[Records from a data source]
— START —

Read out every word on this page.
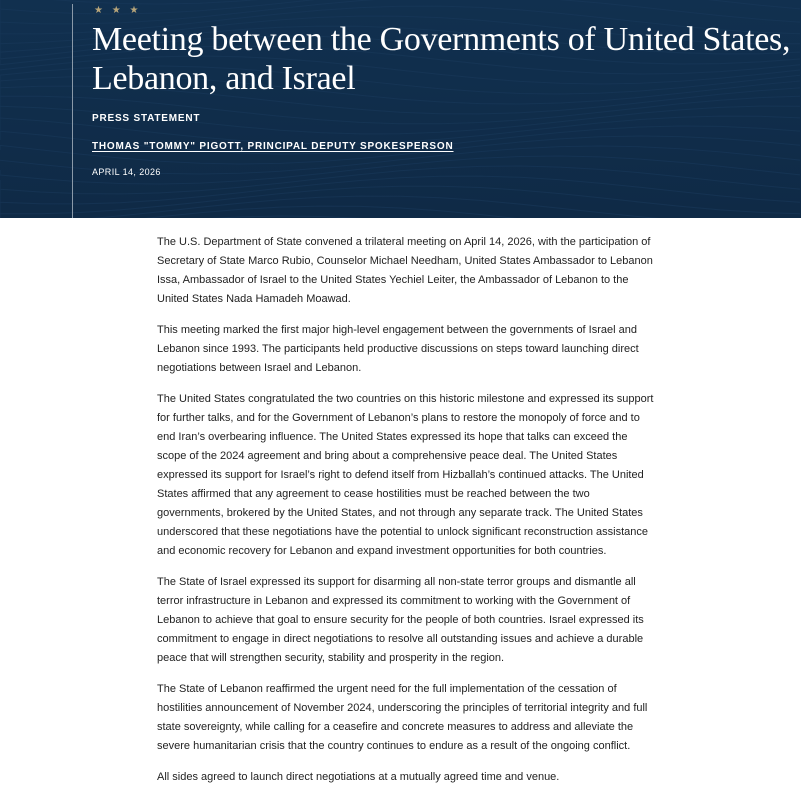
★ ★ ★
Meeting between the Governments of United States, Lebanon, and Israel
PRESS STATEMENT
THOMAS "TOMMY" PIGOTT, PRINCIPAL DEPUTY SPOKESPERSON
APRIL 14, 2026

The U.S. Department of State convened a trilateral meeting on April 14, 2026, with the participation of Secretary of State Marco Rubio, Counselor Michael Needham, United States Ambassador to Lebanon Issa, Ambassador of Israel to the United States Yechiel Leiter, the Ambassador of Lebanon to the United States Nada Hamadeh Moawad.

This meeting marked the first major high-level engagement between the governments of Israel and Lebanon since 1993. The participants held productive discussions on steps toward launching direct negotiations between Israel and Lebanon.

The United States congratulated the two countries on this historic milestone and expressed its support for further talks, and for the Government of Lebanon’s plans to restore the monopoly of force and to end Iran’s overbearing influence. The United States expressed its hope that talks can exceed the scope of the 2024 agreement and bring about a comprehensive peace deal. The United States expressed its support for Israel’s right to defend itself from Hizballah’s continued attacks. The United States affirmed that any agreement to cease hostilities must be reached between the two governments, brokered by the United States, and not through any separate track. The United States underscored that these negotiations have the potential to unlock significant reconstruction assistance and economic recovery for Lebanon and expand investment opportunities for both countries.

The State of Israel expressed its support for disarming all non-state terror groups and dismantle all terror infrastructure in Lebanon and expressed its commitment to working with the Government of Lebanon to achieve that goal to ensure security for the people of both countries. Israel expressed its commitment to engage in direct negotiations to resolve all outstanding issues and achieve a durable peace that will strengthen security, stability and prosperity in the region.

The State of Lebanon reaffirmed the urgent need for the full implementation of the cessation of hostilities announcement of November 2024, underscoring the principles of territorial integrity and full state sovereignty, while calling for a ceasefire and concrete measures to address and alleviate the severe humanitarian crisis that the country continues to endure as a result of the ongoing conflict.

All sides agreed to launch direct negotiations at a mutually agreed time and venue.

— END —

- Objective -
Omitting all images, print the listing exactly.

- In response -
Read out every word on this page.
★ ★ ★
Meeting between the Governments of United States, Lebanon, and Israel
PRESS STATEMENT
THOMAS "TOMMY" PIGOTT, PRINCIPAL DEPUTY SPOKESPERSON
APRIL 14, 2026

The U.S. Department of State convened a trilateral meeting on April 14, 2026, with the participation of Secretary of State Marco Rubio, Counselor Michael Needham, United States Ambassador to Lebanon Issa, Ambassador of Israel to the United States Yechiel Leiter, the Ambassador of Lebanon to the United States Nada Hamadeh Moawad.

This meeting marked the first major high-level engagement between the governments of Israel and Lebanon since 1993. The participants held productive discussions on steps toward launching direct negotiations between Israel and Lebanon.

The United States congratulated the two countries on this historic milestone and expressed its support for further talks, and for the Government of Lebanon’s plans to restore the monopoly of force and to end Iran’s overbearing influence. The United States expressed its hope that talks can exceed the scope of the 2024 agreement and bring about a comprehensive peace deal. The United States expressed its support for Israel’s right to defend itself from Hizballah’s continued attacks. The United States affirmed that any agreement to cease hostilities must be reached between the two governments, brokered by the United States, and not through any separate track. The United States underscored that these negotiations have the potential to unlock significant reconstruction assistance and economic recovery for Lebanon and expand investment opportunities for both countries.

The State of Israel expressed its support for disarming all non-state terror groups and dismantle all terror infrastructure in Lebanon and expressed its commitment to working with the Government of Lebanon to achieve that goal to ensure security for the people of both countries. Israel expressed its commitment to engage in direct negotiations to resolve all outstanding issues and achieve a durable peace that will strengthen security, stability and prosperity in the region.

The State of Lebanon reaffirmed the urgent need for the full implementation of the cessation of hostilities announcement of November 2024, underscoring the principles of territorial integrity and full state sovereignty, while calling for a ceasefire and concrete measures to address and alleviate the severe humanitarian crisis that the country continues to endure as a result of the ongoing conflict.

All sides agreed to launch direct negotiations at a mutually agreed time and venue.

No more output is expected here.